== Excerpt from a data file ==

(begin)

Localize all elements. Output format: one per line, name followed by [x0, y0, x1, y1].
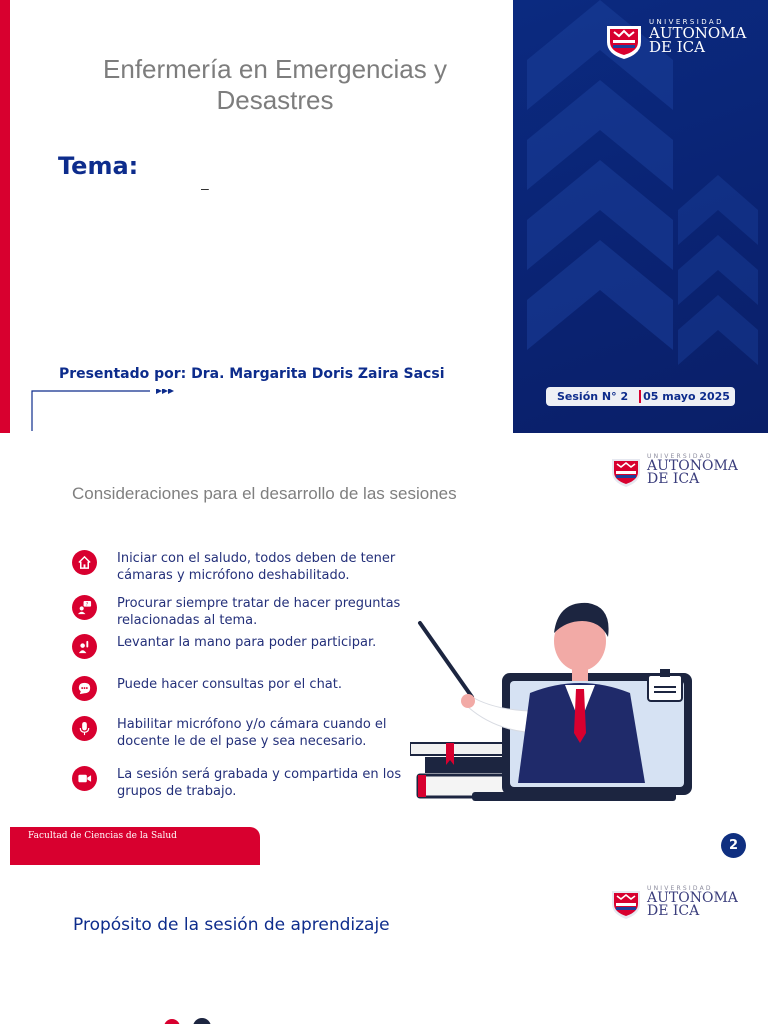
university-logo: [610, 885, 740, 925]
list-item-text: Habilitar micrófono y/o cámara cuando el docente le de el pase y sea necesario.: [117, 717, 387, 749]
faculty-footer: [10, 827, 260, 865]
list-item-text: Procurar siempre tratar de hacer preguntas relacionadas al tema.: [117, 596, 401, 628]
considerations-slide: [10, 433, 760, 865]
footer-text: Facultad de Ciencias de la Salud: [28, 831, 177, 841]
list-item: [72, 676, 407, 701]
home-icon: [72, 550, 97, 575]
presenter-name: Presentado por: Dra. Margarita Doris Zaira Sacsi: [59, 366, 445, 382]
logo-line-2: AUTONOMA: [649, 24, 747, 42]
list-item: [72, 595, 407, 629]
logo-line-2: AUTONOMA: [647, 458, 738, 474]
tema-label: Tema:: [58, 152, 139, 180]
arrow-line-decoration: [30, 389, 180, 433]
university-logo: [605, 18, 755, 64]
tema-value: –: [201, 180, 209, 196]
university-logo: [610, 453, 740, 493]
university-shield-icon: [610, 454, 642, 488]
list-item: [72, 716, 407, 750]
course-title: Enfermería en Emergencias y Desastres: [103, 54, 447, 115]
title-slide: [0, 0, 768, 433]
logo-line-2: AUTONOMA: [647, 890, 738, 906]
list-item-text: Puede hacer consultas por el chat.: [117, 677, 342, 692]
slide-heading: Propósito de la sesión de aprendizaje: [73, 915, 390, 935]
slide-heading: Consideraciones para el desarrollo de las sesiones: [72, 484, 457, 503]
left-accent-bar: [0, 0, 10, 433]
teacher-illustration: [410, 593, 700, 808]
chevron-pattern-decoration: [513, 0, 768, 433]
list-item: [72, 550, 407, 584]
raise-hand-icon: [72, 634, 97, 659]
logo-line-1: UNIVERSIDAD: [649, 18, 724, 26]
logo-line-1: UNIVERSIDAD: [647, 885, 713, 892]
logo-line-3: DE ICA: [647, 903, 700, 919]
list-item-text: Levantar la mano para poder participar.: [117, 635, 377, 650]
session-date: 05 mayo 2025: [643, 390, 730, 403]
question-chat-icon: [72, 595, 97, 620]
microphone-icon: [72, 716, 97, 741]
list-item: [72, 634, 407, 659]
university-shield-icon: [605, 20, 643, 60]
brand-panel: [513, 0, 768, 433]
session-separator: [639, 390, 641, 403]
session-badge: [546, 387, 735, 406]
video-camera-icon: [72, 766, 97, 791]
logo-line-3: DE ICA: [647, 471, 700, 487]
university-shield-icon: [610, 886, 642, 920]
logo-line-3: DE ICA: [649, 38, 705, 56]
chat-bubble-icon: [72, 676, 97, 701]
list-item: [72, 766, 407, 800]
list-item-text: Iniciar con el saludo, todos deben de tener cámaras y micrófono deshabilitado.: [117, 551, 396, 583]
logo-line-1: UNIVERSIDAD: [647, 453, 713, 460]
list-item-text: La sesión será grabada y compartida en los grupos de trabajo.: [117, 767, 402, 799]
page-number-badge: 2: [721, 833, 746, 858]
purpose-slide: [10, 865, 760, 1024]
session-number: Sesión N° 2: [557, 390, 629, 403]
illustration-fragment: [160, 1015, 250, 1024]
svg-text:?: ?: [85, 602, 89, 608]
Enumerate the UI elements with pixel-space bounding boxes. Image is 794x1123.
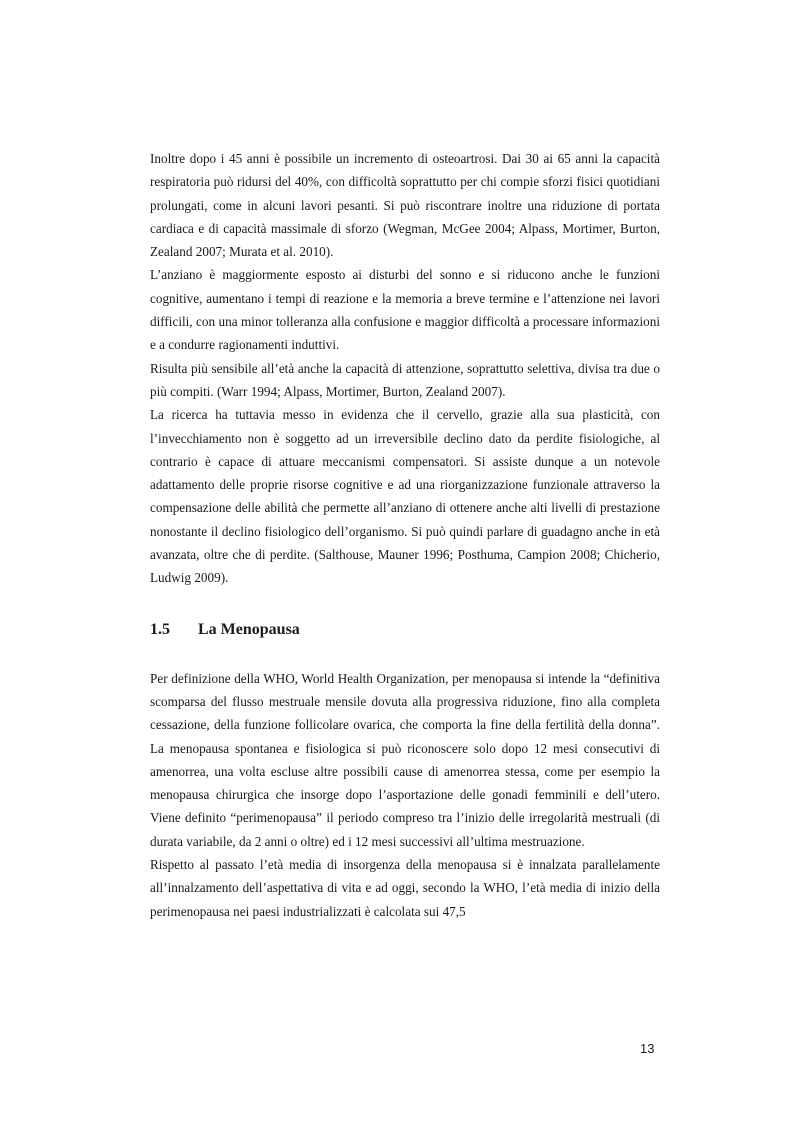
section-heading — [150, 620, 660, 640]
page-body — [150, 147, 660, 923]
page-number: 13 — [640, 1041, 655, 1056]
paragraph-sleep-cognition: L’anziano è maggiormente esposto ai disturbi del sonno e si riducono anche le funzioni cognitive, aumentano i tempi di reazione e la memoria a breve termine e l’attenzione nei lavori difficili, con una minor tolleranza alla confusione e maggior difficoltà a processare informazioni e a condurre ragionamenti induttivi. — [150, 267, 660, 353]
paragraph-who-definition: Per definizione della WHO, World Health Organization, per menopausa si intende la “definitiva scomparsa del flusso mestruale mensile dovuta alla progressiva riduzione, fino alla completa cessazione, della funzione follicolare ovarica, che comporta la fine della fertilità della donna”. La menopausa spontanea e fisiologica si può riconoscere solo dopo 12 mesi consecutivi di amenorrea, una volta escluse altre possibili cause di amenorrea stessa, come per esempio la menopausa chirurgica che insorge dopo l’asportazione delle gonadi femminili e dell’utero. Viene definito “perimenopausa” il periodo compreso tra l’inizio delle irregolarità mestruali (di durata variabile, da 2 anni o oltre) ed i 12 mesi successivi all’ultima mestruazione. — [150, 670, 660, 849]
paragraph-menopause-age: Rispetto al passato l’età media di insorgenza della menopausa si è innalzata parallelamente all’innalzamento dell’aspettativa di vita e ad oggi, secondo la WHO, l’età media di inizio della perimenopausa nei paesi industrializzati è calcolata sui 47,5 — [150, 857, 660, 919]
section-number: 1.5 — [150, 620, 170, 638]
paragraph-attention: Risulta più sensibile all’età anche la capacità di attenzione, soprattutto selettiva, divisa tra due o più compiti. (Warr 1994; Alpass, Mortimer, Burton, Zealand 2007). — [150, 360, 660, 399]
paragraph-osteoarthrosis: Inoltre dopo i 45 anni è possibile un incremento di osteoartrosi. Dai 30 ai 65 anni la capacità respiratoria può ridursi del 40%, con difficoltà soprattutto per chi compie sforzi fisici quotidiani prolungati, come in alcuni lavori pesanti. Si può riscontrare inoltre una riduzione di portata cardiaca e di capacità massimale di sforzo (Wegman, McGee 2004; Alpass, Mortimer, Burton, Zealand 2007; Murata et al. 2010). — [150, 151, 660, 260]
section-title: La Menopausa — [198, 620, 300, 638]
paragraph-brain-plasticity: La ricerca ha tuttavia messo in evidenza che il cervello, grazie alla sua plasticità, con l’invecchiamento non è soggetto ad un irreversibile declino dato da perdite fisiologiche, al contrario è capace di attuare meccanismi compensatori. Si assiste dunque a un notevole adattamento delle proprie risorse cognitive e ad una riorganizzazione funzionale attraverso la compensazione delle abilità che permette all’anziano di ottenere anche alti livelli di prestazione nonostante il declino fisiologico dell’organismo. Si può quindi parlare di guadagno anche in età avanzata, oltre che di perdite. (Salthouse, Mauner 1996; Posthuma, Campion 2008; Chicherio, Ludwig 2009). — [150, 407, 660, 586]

(end)

== Set problem ==
Give each line of the entries above as a numbered list, skipping blank lines and leaving out the pictures.

== Answer to this exercise ==
1. Localize all elements. Output format: one per line, name followed by [x0, y0, x1, y1].
2. university-logo: [610, 885, 740, 925]
3. list-item-text: Habilitar micrófono y/o cámara cuando el docente le de el pase y sea necesario.: [117, 717, 387, 749]
4. faculty-footer: [10, 827, 260, 865]
5. list-item-text: Procurar siempre tratar de hacer preguntas relacionadas al tema.: [117, 596, 401, 628]
6. considerations-slide: [10, 433, 760, 865]
7. footer-text: Facultad de Ciencias de la Salud: [28, 831, 177, 841]
8. list-item: [72, 676, 407, 701]
9. home-icon: [72, 550, 97, 575]
10. presenter-name: Presentado por: Dra. Margarita Doris Zaira Sacsi: [59, 366, 445, 382]
11. logo-line-2: AUTONOMA: [649, 24, 747, 42]
12. list-item: [72, 595, 407, 629]
13. logo-line-2: AUTONOMA: [647, 458, 738, 474]
14. tema-label: Tema:: [58, 152, 139, 180]
15. arrow-line-decoration: [30, 389, 180, 433]
16. university-logo: [605, 18, 755, 64]
17. tema-value: –: [201, 180, 209, 196]
18. university-logo: [610, 453, 740, 493]
19. university-shield-icon: [610, 454, 642, 488]
20. list-item: [72, 716, 407, 750]
21. course-title: Enfermería en Emergencias y Desastres: [103, 54, 447, 115]
22. title-slide: [0, 0, 768, 433]
23. logo-line-2: AUTONOMA: [647, 890, 738, 906]
24. list-item-text: Puede hacer consultas por el chat.: [117, 677, 342, 692]
25. slide-heading: Propósito de la sesión de aprendizaje: [73, 915, 390, 935]
26. slide-heading: Consideraciones para el desarrollo de las sesiones: [72, 484, 457, 503]
27. left-accent-bar: [0, 0, 10, 433]
28. teacher-illustration: [410, 593, 700, 808]
29. chevron-pattern-decoration: [513, 0, 768, 433]
30. list-item: [72, 550, 407, 584]
31. raise-hand-icon: [72, 634, 97, 659]
32. logo-line-1: UNIVERSIDAD: [649, 18, 724, 26]
33. logo-line-1: UNIVERSIDAD: [647, 885, 713, 892]
34. logo-line-3: DE ICA: [647, 903, 700, 919]
35. list-item-text: Levantar la mano para poder participar.: [117, 635, 377, 650]
36. session-date: 05 mayo 2025: [643, 390, 730, 403]
37. question-chat-icon: [72, 595, 97, 620]
38. microphone-icon: [72, 716, 97, 741]
39. list-item: [72, 634, 407, 659]
40. university-shield-icon: [605, 20, 643, 60]
41. brand-panel: [513, 0, 768, 433]
42. session-separator: [639, 390, 641, 403]
43. session-badge: [546, 387, 735, 406]
44. video-camera-icon: [72, 766, 97, 791]
45. logo-line-3: DE ICA: [647, 471, 700, 487]
46. university-shield-icon: [610, 886, 642, 920]
47. logo-line-3: DE ICA: [649, 38, 705, 56]
48. chat-bubble-icon: [72, 676, 97, 701]
49. list-item: [72, 766, 407, 800]
50. list-item-text: Iniciar con el saludo, todos deben de tener cámaras y micrófono deshabilitado.: [117, 551, 396, 583]
51. logo-line-1: UNIVERSIDAD: [647, 453, 713, 460]
52. list-item-text: La sesión será grabada y compartida en los grupos de trabajo.: [117, 767, 402, 799]
53. page-number-badge: 2: [721, 833, 746, 858]
54. purpose-slide: [10, 865, 760, 1024]
55. session-number: Sesión N° 2: [557, 390, 629, 403]
56. illustration-fragment: [160, 1015, 250, 1024]
57. svg-text:?: ?: [85, 602, 89, 608]
58. Enumerate the UI elements with pixel-space bounding boxes. Image is 794x1123.
59. section-heading — [150, 620, 660, 640]
60. page-body — [150, 147, 660, 923]
61. page-number: 13 — [640, 1041, 655, 1056]
62. paragraph-sleep-cognition: L’anziano è maggiormente esposto ai disturbi del sonno e si riducono anche le funzioni cognitive, aumentano i tempi di reazione e la memoria a breve termine e l’attenzione nei lavori difficili, con una minor tolleranza alla confusione e maggior difficoltà a processare informazioni e a condurre ragionamenti induttivi. — [150, 267, 660, 353]
63. paragraph-who-definition: Per definizione della WHO, World Health Organization, per menopausa si intende la “definitiva scomparsa del flusso mestruale mensile dovuta alla progressiva riduzione, fino alla completa cessazione, della funzione follicolare ovarica, che comporta la fine della fertilità della donna”. La menopausa spontanea e fisiologica si può riconoscere solo dopo 12 mesi consecutivi di amenorrea, una volta escluse altre possibili cause di amenorrea stessa, come per esempio la menopausa chirurgica che insorge dopo l’asportazione delle gonadi femminili e dell’utero. Viene definito “perimenopausa” il periodo compreso tra l’inizio delle irregolarità mestruali (di durata variabile, da 2 anni o oltre) ed i 12 mesi successivi all’ultima mestruazione. — [150, 670, 660, 849]
64. paragraph-menopause-age: Rispetto al passato l’età media di insorgenza della menopausa si è innalzata parallelamente all’innalzamento dell’aspettativa di vita e ad oggi, secondo la WHO, l’età media di inizio della perimenopausa nei paesi industrializzati è calcolata sui 47,5 — [150, 857, 660, 919]
65. section-number: 1.5 — [150, 620, 170, 638]
66. paragraph-attention: Risulta più sensibile all’età anche la capacità di attenzione, soprattutto selettiva, divisa tra due o più compiti. (Warr 1994; Alpass, Mortimer, Burton, Zealand 2007). — [150, 360, 660, 399]
67. paragraph-osteoarthrosis: Inoltre dopo i 45 anni è possibile un incremento di osteoartrosi. Dai 30 ai 65 anni la capacità respiratoria può ridursi del 40%, con difficoltà soprattutto per chi compie sforzi fisici quotidiani prolungati, come in alcuni lavori pesanti. Si può riscontrare inoltre una riduzione di portata cardiaca e di capacità massimale di sforzo (Wegman, McGee 2004; Alpass, Mortimer, Burton, Zealand 2007; Murata et al. 2010). — [150, 151, 660, 260]
68. section-title: La Menopausa — [198, 620, 300, 638]
69. paragraph-brain-plasticity: La ricerca ha tuttavia messo in evidenza che il cervello, grazie alla sua plasticità, con l’invecchiamento non è soggetto ad un irreversibile declino dato da perdite fisiologiche, al contrario è capace di attuare meccanismi compensatori. Si assiste dunque a un notevole adattamento delle proprie risorse cognitive e ad una riorganizzazione funzionale attraverso la compensazione delle abilità che permette all’anziano di ottenere anche alti livelli di prestazione nonostante il declino fisiologico dell’organismo. Si può quindi parlare di guadagno anche in età avanzata, oltre che di perdite. (Salthouse, Mauner 1996; Posthuma, Campion 2008; Chicherio, Ludwig 2009). — [150, 407, 660, 586]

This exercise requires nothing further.